● WHAT IS ASKED
Scan the entries below and extract each line with the word "color" in it.
======== DATA LINES ========
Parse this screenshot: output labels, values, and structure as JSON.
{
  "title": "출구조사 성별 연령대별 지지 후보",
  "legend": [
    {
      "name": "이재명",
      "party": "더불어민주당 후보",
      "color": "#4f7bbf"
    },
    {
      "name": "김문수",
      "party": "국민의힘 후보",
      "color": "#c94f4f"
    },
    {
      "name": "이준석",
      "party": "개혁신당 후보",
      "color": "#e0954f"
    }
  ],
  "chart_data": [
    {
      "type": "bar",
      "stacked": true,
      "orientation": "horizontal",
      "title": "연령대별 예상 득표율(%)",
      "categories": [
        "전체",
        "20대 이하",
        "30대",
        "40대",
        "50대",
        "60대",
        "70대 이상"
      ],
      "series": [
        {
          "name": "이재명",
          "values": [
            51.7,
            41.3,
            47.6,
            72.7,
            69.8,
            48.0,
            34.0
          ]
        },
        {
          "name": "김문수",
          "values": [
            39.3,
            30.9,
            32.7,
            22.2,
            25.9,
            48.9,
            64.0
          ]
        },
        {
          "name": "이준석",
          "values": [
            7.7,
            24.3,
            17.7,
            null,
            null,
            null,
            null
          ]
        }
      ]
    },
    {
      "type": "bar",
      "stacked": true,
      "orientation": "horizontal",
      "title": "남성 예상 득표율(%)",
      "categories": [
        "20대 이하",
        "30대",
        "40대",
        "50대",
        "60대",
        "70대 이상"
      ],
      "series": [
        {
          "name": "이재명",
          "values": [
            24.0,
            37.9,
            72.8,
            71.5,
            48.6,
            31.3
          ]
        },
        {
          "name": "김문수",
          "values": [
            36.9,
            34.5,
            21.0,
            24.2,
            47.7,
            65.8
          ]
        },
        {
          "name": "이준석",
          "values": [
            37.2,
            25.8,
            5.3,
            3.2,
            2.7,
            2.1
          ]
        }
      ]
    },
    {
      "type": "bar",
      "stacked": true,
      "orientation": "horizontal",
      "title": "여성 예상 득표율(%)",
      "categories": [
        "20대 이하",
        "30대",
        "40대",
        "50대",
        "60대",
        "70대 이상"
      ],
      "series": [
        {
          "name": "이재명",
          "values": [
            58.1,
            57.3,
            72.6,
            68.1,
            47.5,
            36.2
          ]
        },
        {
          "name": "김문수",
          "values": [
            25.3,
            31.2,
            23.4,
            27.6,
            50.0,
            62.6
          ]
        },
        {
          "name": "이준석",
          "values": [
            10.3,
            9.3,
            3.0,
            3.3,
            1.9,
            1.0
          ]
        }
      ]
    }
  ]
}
========
● CORRECT OUTPUT
      "color": "#4f7bbf"
      "color": "#c94f4f"
      "color": "#e0954f"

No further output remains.